(Extracted data entries)
▬▬▬

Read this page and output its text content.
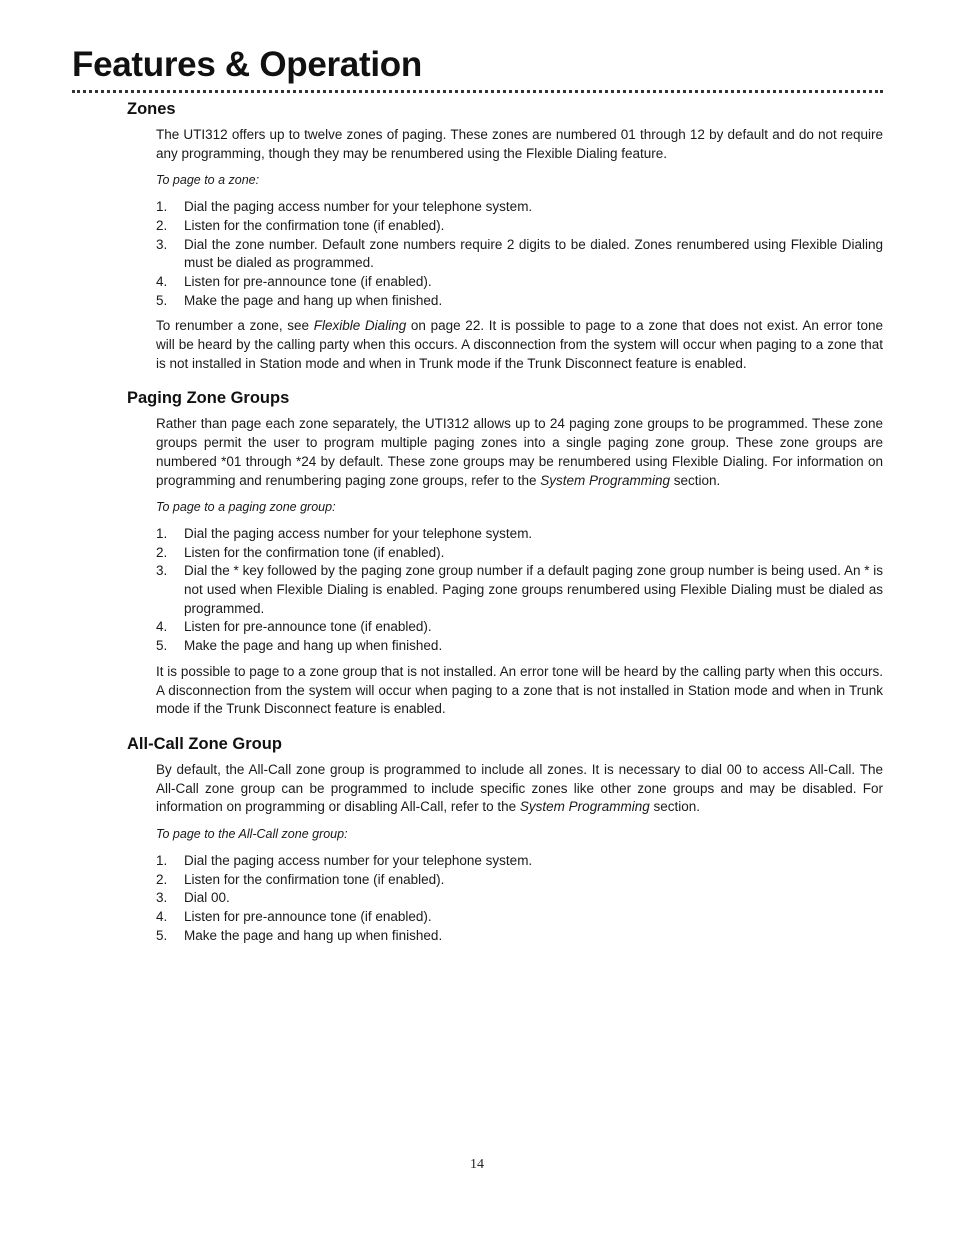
Features & Operation
Zones

The UTI312 offers up to twelve zones of paging. These zones are numbered 01 through 12 by default and do not require any programming, though they may be renumbered using the Flexible Dialing feature.

To page to a zone:

1.	Dial the paging access number for your telephone system.
2.	Listen for the confirmation tone (if enabled).
3.	Dial the zone number. Default zone numbers require 2 digits to be dialed. Zones renumbered using Flexible Dialing must be dialed as programmed.
4.	Listen for pre-announce tone (if enabled).
5.	Make the page and hang up when finished.

To renumber a zone, see Flexible Dialing on page 22. It is possible to page to a zone that does not exist. An error tone will be heard by the calling party when this occurs. A disconnection from the system will occur when paging to a zone that is not installed in Station mode and when in Trunk mode if the Trunk Disconnect feature is enabled.

Paging Zone Groups

Rather than page each zone separately, the UTI312 allows up to 24 paging zone groups to be programmed. These zone groups permit the user to program multiple paging zones into a single paging zone group. These zone groups are numbered *01 through *24 by default. These zone groups may be renumbered using Flexible Dialing. For information on programming and renumbering paging zone groups, refer to the System Programming section.

To page to a paging zone group:

1.	Dial the paging access number for your telephone system.
2.	Listen for the confirmation tone (if enabled).
3.	Dial the * key followed by the paging zone group number if a default paging zone group number is being used. An * is not used when Flexible Dialing is enabled. Paging zone groups renumbered using Flexible Dialing must be dialed as programmed.
4.	Listen for pre-announce tone (if enabled).
5.	Make the page and hang up when finished.

It is possible to page to a zone group that is not installed. An error tone will be heard by the calling party when this occurs. A disconnection from the system will occur when paging to a zone that is not installed in Station mode and when in Trunk mode if the Trunk Disconnect feature is enabled.

All-Call Zone Group

By default, the All-Call zone group is programmed to include all zones. It is necessary to dial 00 to access All-Call. The All-Call zone group can be programmed to include specific zones like other zone groups and may be disabled. For information on programming or disabling All-Call, refer to the System Programming section.

To page to the All-Call zone group:

1.	Dial the paging access number for your telephone system.
2.	Listen for the confirmation tone (if enabled).
3.	Dial 00.
4.	Listen for pre-announce tone (if enabled).
5.	Make the page and hang up when finished.
14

▬▬▬

WHAT TO DO: Using the listing above, list every line in which the string "Disconnect" occurs.

RESULT OF THE EXERCISE:
To renumber a zone, see Flexible Dialing on page 22. It is possible to page to a zone that does not exist. An error tone will be heard by the calling party when this occurs. A disconnection from the system will occur when paging to a zone that is not installed in Station mode and when in Trunk mode if the Trunk Disconnect feature is enabled.
It is possible to page to a zone group that is not installed. An error tone will be heard by the calling party when this occurs. A disconnection from the system will occur when paging to a zone that is not installed in Station mode and when in Trunk mode if the Trunk Disconnect feature is enabled.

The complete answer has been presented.